====== Provided material ======
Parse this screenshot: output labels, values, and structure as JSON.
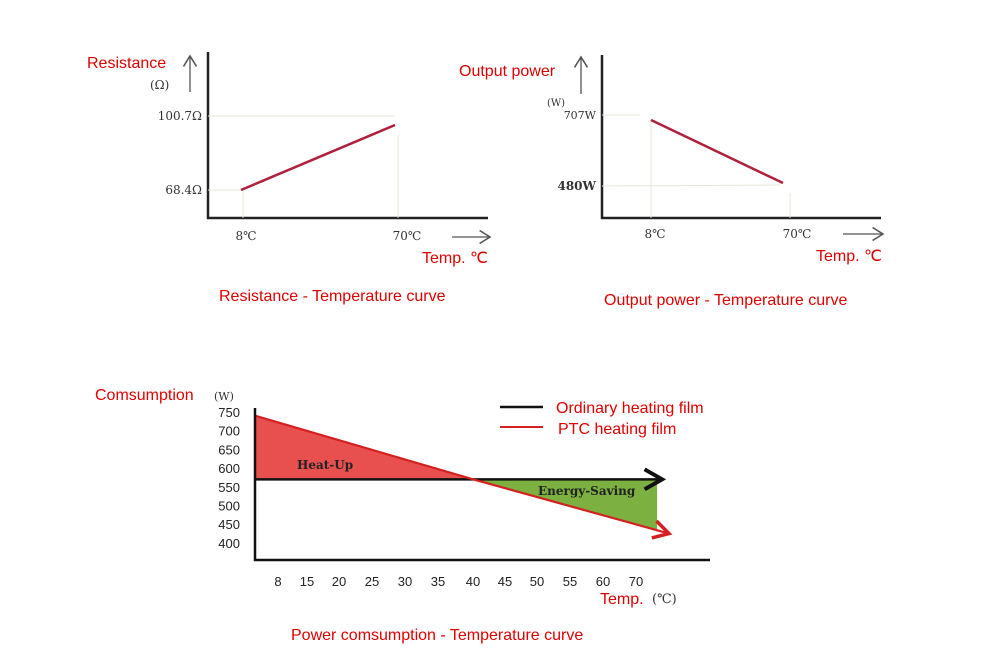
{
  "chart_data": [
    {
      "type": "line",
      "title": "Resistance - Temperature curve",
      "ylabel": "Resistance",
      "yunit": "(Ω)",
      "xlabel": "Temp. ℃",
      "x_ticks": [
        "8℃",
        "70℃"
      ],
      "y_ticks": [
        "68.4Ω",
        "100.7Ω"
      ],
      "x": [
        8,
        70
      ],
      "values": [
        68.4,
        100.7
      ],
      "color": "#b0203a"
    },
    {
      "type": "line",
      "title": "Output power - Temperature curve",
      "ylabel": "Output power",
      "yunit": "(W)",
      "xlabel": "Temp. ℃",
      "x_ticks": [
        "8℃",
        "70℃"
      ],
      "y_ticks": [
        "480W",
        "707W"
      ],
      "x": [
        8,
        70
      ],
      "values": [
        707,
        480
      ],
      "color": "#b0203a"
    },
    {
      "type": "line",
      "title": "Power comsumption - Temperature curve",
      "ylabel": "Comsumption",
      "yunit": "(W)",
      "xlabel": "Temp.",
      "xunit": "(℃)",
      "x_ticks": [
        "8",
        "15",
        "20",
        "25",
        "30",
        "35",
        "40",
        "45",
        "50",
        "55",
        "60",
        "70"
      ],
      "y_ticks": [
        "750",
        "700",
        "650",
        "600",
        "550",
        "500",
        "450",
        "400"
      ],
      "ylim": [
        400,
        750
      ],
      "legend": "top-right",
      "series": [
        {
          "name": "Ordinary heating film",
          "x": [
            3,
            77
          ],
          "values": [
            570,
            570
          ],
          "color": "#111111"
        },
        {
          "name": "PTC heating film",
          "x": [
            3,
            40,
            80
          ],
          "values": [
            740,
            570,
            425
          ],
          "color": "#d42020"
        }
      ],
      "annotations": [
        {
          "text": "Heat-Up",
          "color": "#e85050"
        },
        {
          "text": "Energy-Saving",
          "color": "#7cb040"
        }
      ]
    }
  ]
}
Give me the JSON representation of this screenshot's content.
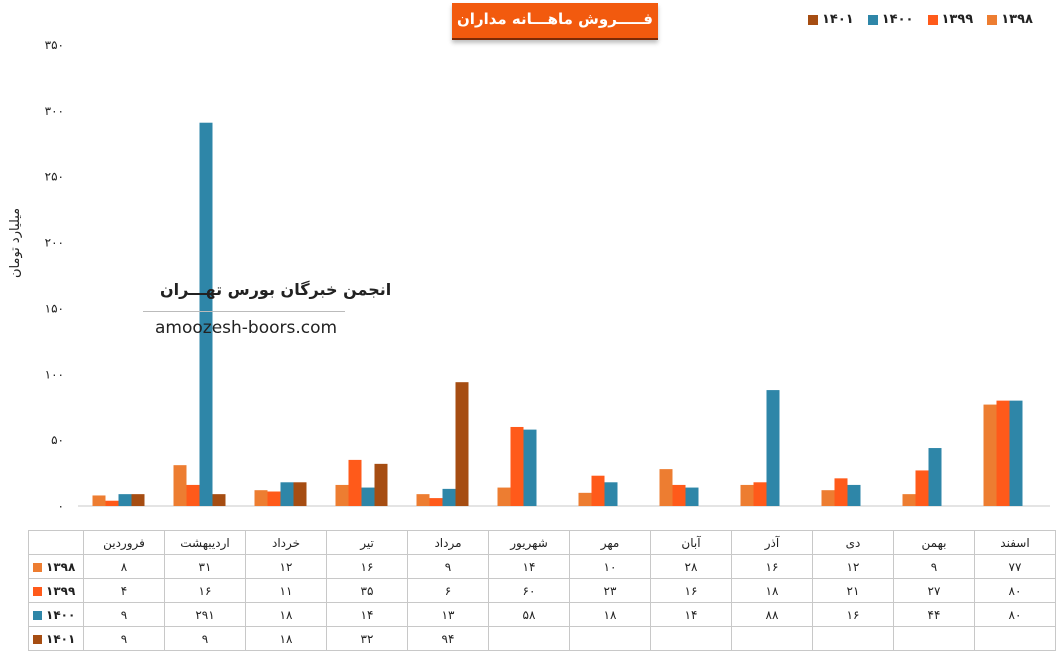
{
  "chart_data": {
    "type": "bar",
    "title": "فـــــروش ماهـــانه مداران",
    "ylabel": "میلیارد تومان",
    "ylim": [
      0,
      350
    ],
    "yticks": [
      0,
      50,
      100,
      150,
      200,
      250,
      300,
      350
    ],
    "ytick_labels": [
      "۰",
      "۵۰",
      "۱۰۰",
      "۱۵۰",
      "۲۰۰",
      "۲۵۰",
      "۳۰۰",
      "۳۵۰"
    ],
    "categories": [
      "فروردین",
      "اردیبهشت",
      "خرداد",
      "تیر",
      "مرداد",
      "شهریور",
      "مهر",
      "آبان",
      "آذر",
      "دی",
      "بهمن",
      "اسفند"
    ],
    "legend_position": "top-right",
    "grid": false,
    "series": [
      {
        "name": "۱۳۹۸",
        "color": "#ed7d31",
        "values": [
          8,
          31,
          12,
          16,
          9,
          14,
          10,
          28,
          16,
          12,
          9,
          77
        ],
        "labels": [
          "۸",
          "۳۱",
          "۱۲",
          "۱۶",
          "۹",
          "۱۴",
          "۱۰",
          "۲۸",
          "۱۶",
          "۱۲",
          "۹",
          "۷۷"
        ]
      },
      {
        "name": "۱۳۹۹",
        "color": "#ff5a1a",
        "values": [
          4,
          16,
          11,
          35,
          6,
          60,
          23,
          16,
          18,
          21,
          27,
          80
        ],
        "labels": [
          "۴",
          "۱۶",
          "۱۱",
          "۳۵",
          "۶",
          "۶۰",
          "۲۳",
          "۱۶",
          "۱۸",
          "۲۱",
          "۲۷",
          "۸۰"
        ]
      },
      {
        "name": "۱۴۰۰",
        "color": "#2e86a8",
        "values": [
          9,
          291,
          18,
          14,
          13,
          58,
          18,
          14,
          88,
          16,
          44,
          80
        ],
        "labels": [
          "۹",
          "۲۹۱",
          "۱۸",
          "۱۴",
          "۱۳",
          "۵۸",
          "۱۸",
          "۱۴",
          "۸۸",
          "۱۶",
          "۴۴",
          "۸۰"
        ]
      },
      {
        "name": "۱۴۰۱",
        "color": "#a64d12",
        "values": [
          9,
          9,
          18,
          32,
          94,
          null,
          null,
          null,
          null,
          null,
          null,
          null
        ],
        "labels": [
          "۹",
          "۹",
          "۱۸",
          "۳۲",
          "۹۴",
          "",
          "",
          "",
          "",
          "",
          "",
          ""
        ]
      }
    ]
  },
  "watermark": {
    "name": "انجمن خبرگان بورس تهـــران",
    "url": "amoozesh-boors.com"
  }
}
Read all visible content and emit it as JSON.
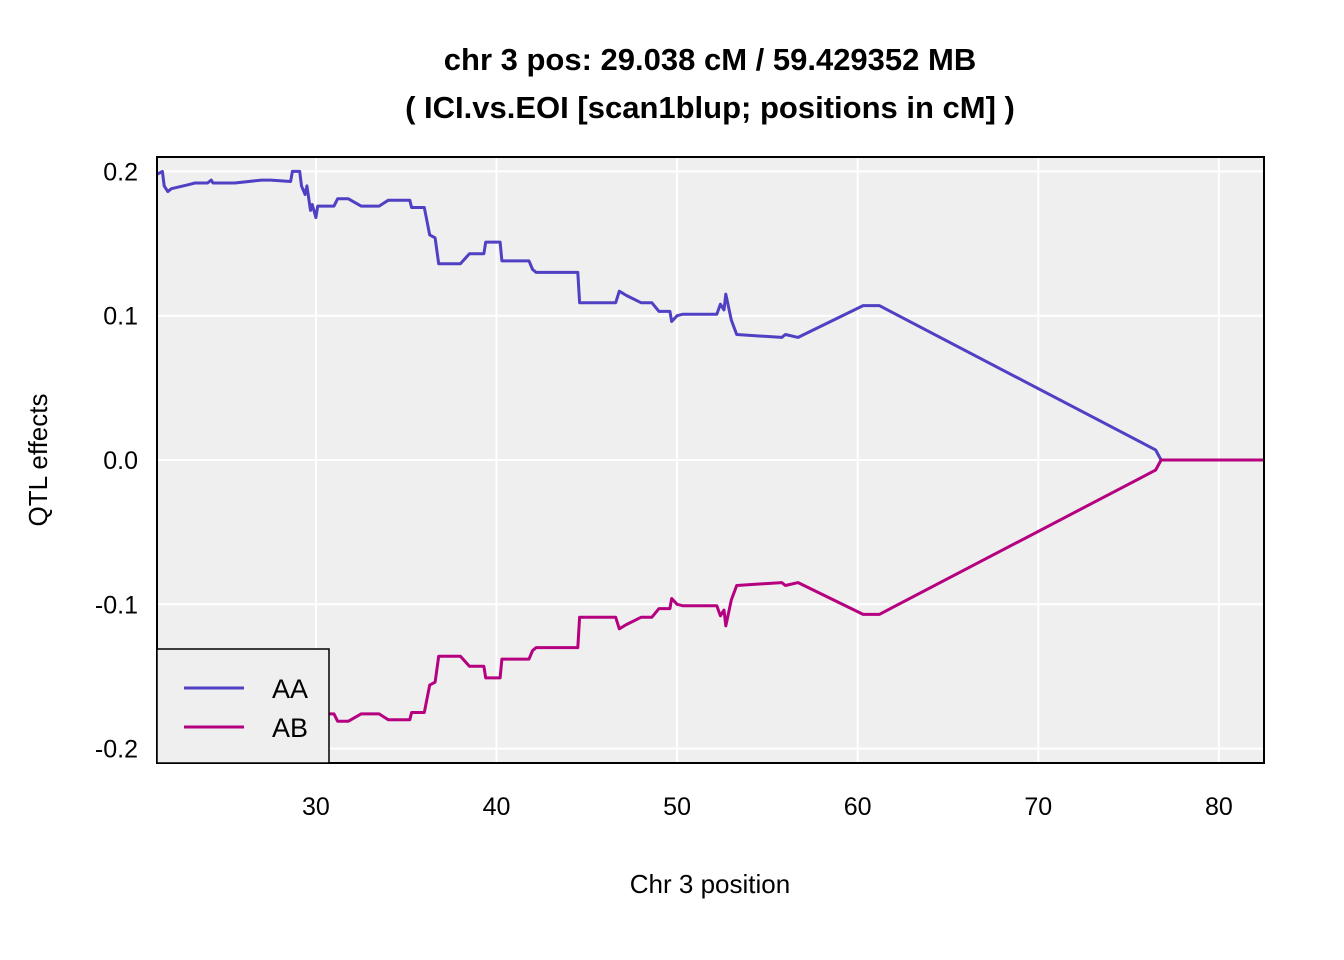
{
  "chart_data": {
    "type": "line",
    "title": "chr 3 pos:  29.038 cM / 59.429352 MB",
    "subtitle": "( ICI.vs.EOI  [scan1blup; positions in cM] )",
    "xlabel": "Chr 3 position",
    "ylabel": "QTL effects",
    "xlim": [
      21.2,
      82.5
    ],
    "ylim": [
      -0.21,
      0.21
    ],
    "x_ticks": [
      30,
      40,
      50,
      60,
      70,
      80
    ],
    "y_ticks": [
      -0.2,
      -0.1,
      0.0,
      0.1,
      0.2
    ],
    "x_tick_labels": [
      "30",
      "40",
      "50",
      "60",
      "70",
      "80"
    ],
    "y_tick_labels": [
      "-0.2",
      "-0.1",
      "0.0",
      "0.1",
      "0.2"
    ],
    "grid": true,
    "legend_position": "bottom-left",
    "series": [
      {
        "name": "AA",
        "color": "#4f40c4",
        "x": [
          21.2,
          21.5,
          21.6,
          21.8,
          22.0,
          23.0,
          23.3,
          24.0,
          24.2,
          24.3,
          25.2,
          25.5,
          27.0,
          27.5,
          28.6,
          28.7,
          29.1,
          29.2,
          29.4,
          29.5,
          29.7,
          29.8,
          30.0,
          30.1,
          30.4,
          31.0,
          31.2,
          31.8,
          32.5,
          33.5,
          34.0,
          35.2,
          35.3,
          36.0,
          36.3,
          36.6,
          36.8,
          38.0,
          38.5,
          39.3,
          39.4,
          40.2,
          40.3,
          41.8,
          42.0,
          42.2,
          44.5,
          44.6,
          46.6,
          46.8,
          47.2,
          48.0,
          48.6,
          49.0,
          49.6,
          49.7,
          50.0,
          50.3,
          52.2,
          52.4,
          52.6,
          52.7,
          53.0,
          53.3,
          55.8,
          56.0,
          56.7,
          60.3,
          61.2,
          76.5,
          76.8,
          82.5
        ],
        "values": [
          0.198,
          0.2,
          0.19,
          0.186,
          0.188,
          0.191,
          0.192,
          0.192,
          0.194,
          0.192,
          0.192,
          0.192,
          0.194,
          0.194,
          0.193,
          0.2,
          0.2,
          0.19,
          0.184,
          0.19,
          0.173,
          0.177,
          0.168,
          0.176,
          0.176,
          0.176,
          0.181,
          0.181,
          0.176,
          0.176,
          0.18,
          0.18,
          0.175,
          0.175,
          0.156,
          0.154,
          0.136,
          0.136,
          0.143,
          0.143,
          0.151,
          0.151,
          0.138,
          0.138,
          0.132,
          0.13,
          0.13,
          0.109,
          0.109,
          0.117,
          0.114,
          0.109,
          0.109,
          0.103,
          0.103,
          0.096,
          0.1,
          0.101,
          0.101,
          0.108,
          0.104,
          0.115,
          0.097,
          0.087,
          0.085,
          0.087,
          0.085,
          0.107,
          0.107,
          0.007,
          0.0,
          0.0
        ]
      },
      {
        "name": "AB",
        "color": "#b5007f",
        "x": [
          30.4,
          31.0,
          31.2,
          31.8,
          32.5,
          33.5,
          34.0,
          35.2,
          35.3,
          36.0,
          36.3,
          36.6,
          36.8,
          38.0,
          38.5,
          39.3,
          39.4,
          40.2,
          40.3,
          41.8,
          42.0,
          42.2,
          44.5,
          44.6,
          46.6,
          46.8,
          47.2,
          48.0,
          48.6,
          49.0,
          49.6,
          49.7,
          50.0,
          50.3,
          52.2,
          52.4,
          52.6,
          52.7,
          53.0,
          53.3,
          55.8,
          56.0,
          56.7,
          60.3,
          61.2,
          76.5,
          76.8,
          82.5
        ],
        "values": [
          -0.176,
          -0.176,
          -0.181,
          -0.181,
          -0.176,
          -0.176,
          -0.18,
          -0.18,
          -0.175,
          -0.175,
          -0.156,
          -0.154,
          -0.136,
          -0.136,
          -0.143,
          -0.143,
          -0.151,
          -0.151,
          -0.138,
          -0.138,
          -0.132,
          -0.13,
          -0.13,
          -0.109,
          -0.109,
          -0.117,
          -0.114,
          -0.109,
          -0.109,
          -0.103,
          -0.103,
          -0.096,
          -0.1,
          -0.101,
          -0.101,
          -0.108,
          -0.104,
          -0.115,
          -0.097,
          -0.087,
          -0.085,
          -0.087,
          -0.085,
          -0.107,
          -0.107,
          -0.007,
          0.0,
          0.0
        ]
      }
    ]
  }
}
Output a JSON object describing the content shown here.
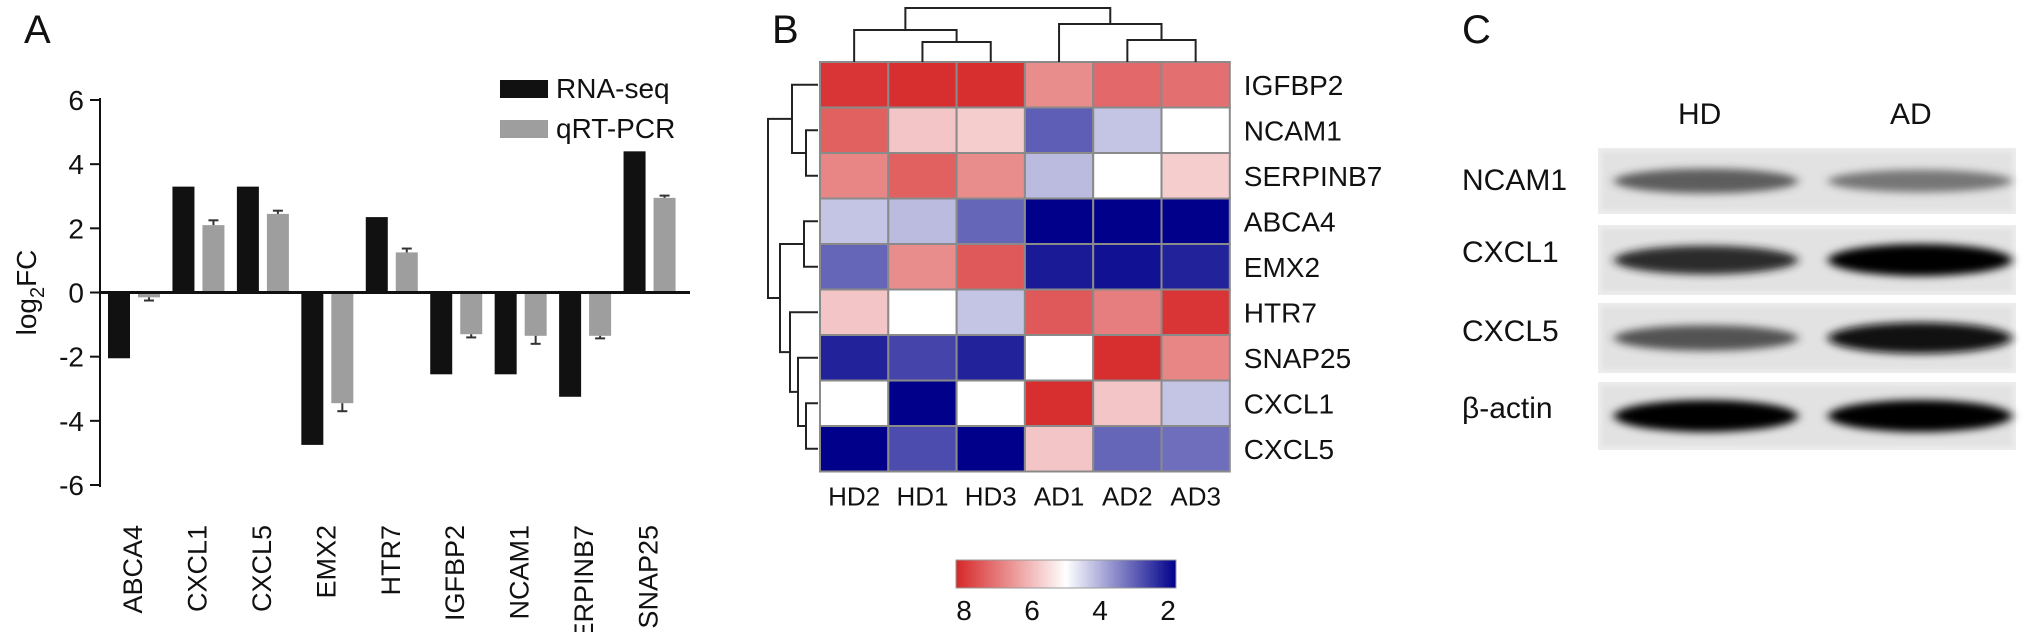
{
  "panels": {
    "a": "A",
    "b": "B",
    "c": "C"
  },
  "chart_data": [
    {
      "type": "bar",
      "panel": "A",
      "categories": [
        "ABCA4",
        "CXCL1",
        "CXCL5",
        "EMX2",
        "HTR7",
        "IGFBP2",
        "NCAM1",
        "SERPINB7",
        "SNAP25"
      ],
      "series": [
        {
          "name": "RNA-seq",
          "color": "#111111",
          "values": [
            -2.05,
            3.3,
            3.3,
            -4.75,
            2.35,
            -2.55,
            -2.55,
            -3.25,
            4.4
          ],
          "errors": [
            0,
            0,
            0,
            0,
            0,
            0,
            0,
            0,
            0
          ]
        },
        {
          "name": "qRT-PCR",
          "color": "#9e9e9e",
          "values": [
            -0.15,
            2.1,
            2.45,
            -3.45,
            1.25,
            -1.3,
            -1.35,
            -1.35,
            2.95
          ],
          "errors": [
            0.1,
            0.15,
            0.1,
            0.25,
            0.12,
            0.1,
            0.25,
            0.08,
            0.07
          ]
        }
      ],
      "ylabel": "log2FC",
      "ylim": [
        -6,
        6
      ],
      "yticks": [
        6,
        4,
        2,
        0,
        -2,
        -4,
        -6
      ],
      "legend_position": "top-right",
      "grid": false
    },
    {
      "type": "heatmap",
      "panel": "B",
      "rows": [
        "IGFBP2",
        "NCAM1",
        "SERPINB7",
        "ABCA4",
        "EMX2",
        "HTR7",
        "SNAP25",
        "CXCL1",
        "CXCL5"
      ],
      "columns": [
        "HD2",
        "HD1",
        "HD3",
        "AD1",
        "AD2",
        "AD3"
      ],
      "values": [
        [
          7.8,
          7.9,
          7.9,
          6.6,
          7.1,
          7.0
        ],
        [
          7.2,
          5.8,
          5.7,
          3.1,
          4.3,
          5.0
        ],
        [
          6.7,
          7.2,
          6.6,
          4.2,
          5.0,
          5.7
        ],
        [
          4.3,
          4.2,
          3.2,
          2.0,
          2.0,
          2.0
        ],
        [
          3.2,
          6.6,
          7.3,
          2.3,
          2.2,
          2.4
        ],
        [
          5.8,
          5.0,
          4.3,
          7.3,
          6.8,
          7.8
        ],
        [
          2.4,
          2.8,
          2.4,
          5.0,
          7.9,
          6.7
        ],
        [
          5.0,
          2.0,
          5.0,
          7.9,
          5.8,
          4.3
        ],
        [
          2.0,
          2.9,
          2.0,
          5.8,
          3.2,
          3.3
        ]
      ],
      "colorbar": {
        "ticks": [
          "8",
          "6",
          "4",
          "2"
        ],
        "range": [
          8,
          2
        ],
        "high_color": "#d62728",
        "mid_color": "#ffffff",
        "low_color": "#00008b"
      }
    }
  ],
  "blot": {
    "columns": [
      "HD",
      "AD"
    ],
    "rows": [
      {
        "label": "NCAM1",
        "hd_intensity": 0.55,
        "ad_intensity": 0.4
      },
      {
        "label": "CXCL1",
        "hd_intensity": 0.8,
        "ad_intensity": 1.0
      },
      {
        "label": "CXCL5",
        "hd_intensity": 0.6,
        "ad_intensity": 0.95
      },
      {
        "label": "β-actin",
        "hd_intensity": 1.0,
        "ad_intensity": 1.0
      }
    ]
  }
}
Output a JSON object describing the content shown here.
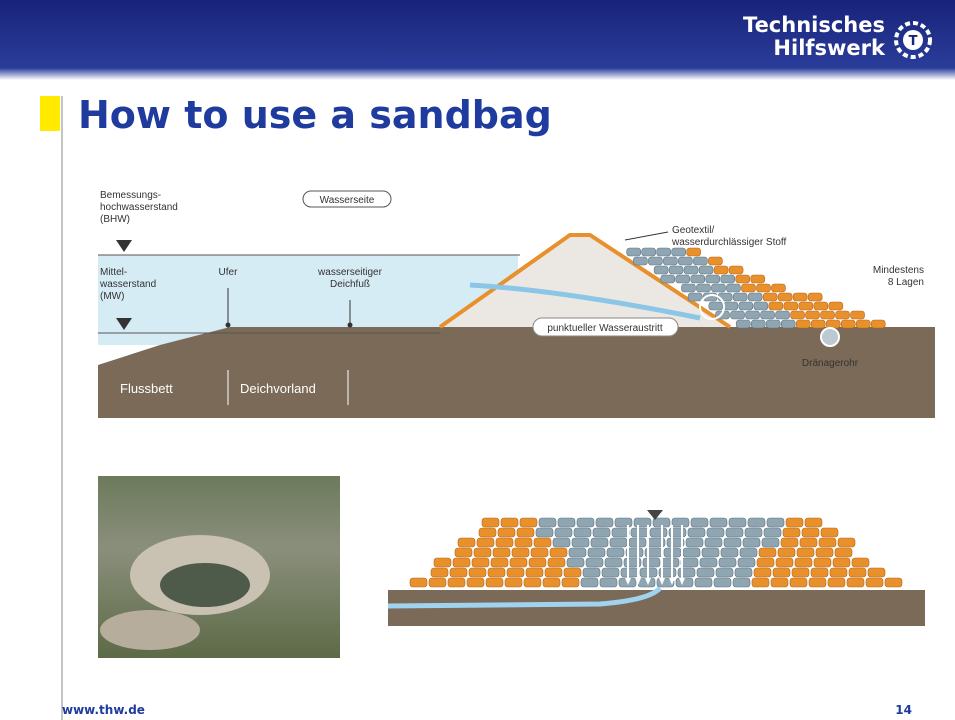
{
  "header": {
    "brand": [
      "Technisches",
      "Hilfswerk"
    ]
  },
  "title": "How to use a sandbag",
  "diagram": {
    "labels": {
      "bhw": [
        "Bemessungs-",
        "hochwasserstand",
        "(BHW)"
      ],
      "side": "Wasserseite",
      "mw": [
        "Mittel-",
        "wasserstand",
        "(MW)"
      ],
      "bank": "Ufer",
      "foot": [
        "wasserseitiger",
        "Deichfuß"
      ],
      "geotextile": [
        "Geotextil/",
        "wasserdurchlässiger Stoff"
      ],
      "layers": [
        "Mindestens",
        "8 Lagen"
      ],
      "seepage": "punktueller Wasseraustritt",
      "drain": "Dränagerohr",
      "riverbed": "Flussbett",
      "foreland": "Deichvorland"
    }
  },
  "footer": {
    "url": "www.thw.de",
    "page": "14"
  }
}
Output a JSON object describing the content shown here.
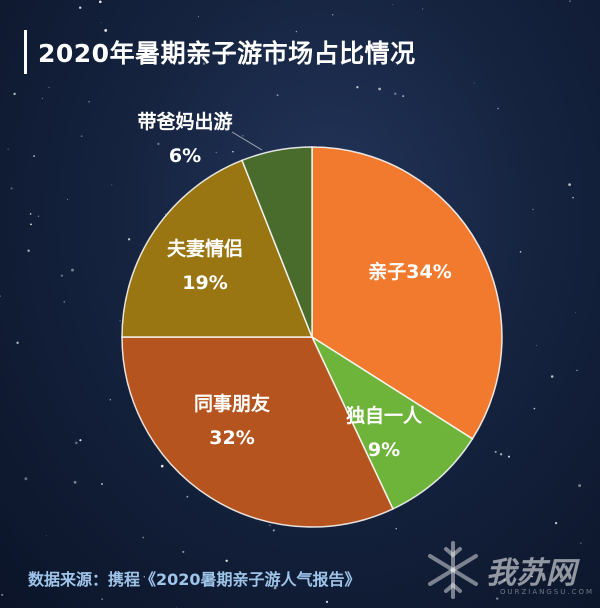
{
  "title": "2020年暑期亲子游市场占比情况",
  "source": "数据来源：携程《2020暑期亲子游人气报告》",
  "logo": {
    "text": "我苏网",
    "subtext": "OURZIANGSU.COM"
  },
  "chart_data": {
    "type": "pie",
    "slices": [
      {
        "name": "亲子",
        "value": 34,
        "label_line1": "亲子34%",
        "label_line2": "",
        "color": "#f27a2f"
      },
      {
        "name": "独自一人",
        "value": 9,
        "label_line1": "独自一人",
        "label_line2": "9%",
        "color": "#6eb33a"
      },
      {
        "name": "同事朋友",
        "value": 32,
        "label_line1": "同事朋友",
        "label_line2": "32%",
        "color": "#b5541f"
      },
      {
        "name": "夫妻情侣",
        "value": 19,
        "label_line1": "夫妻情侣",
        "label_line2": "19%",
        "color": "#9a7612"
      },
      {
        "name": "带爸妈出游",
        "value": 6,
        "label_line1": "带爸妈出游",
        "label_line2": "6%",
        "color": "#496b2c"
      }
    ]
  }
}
======
▶ [The task]
Gather up every line from the listing above in which the word "Temperature" occurs.

▶ [Final result]
      "title": "Resistance - Temperature curve",
      "title": "Output power - Temperature curve",
      "title": "Power comsumption - Temperature curve",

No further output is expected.